→ Given request
Only the lines from the line containing "What's the underlying" through the final line of the entries should be printed, exactly as given, with the pictures left out.

→ Records
**********

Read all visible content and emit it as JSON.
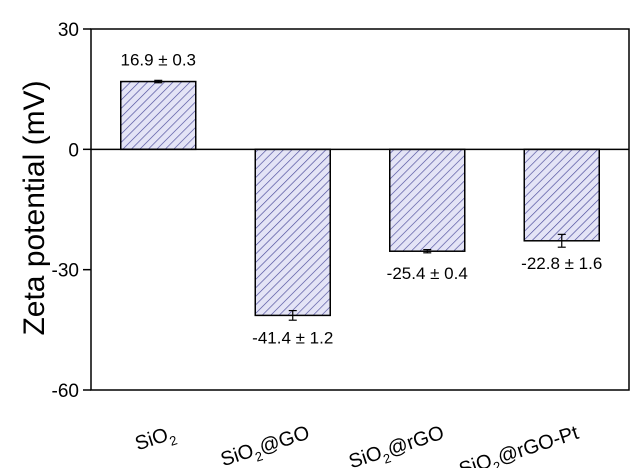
{
  "chart_data": {
    "type": "bar",
    "title": "",
    "xlabel": "",
    "ylabel": "Zeta potential (mV)",
    "ylim": [
      -60,
      30
    ],
    "yticks": [
      30,
      0,
      -30,
      -60
    ],
    "categories": [
      {
        "pre": "SiO",
        "sub": "2",
        "post": ""
      },
      {
        "pre": "SiO",
        "sub": "2",
        "post": "@GO"
      },
      {
        "pre": "SiO",
        "sub": "2",
        "post": "@rGO"
      },
      {
        "pre": "SiO",
        "sub": "2",
        "post": "@rGO-Pt"
      }
    ],
    "values": [
      16.9,
      -41.4,
      -25.4,
      -22.8
    ],
    "errors": [
      0.3,
      1.2,
      0.4,
      1.6
    ],
    "data_labels": [
      "16.9 ± 0.3",
      "-41.4 ± 1.2",
      "-25.4 ± 0.4",
      "-22.8 ± 1.6"
    ],
    "bar_fill": "#e4e4f6",
    "hatch_color": "#4a4a9a",
    "grid": false,
    "legend": "none"
  }
}
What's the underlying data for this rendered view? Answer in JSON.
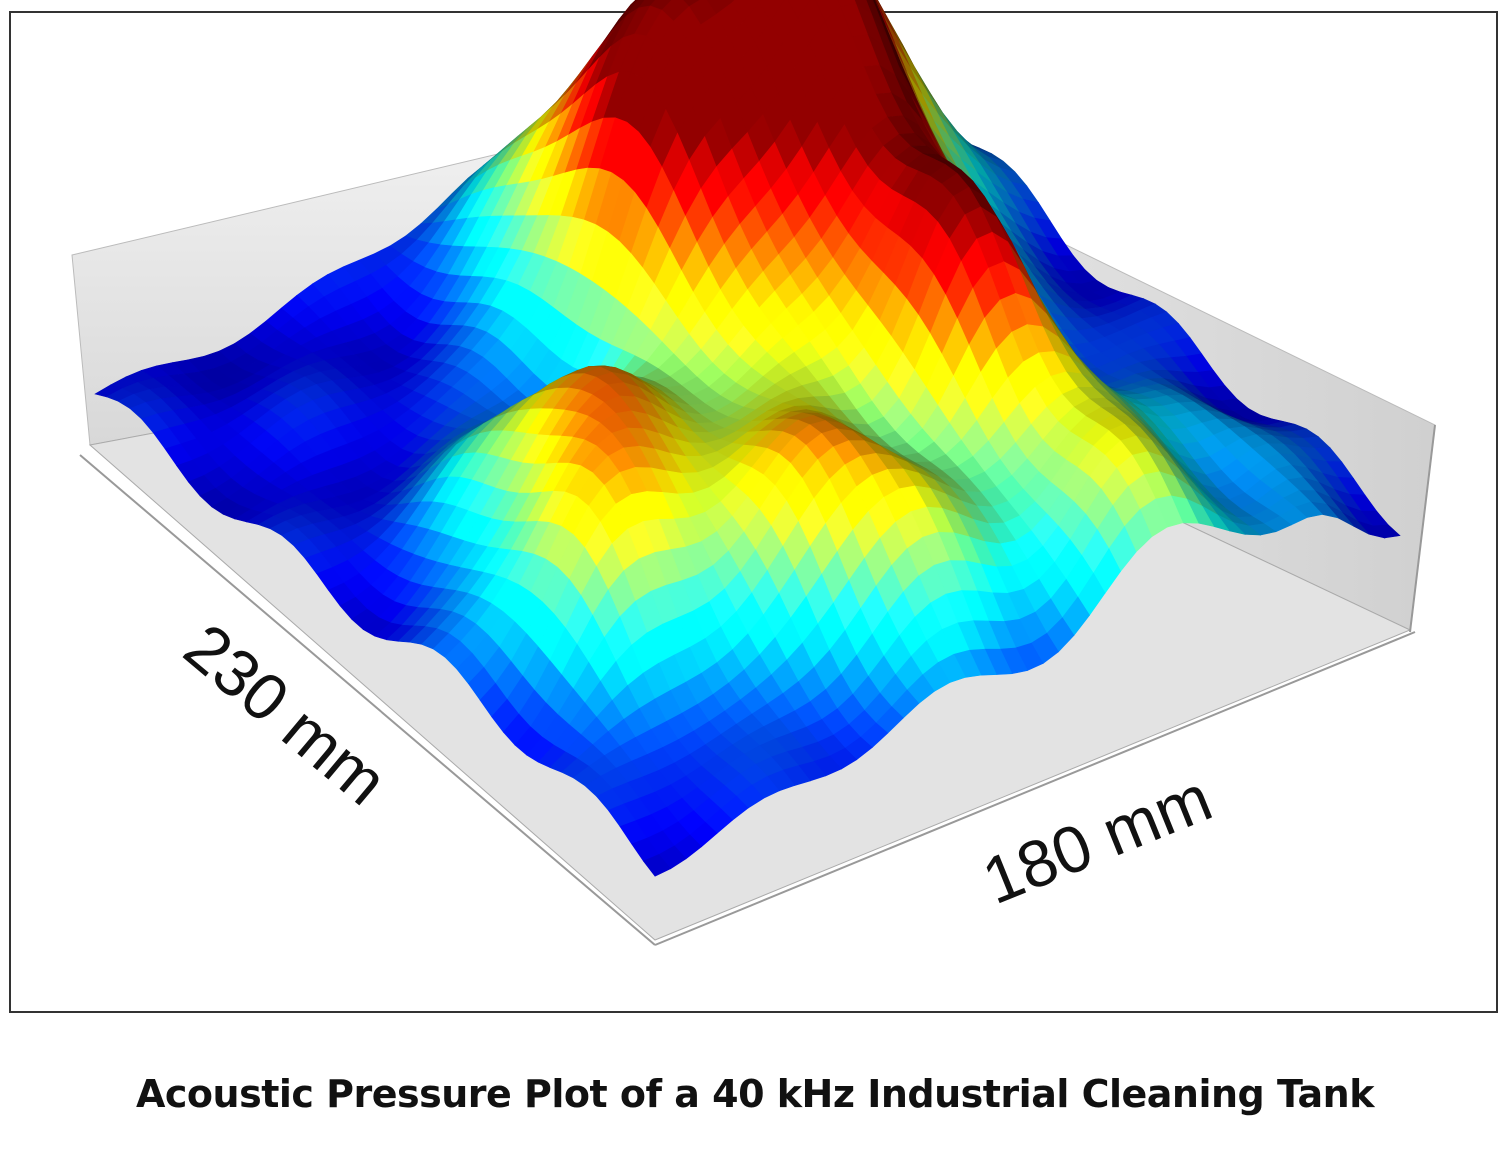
{
  "chart_data": {
    "type": "surface",
    "title": "Acoustic Pressure Plot of a 40 kHz Industrial Cleaning Tank",
    "xlabel": "230 mm",
    "ylabel": "180 mm"
  }
}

**********

→ Answer for the task
What's the underlying data for this rendered view? Answer in JSON.
{
  "chart_data": {
    "type": "surface",
    "title": "Acoustic Pressure Plot of a 40 kHz Industrial Cleaning Tank",
    "xlabel": "230 mm",
    "ylabel": "180 mm"
  }
}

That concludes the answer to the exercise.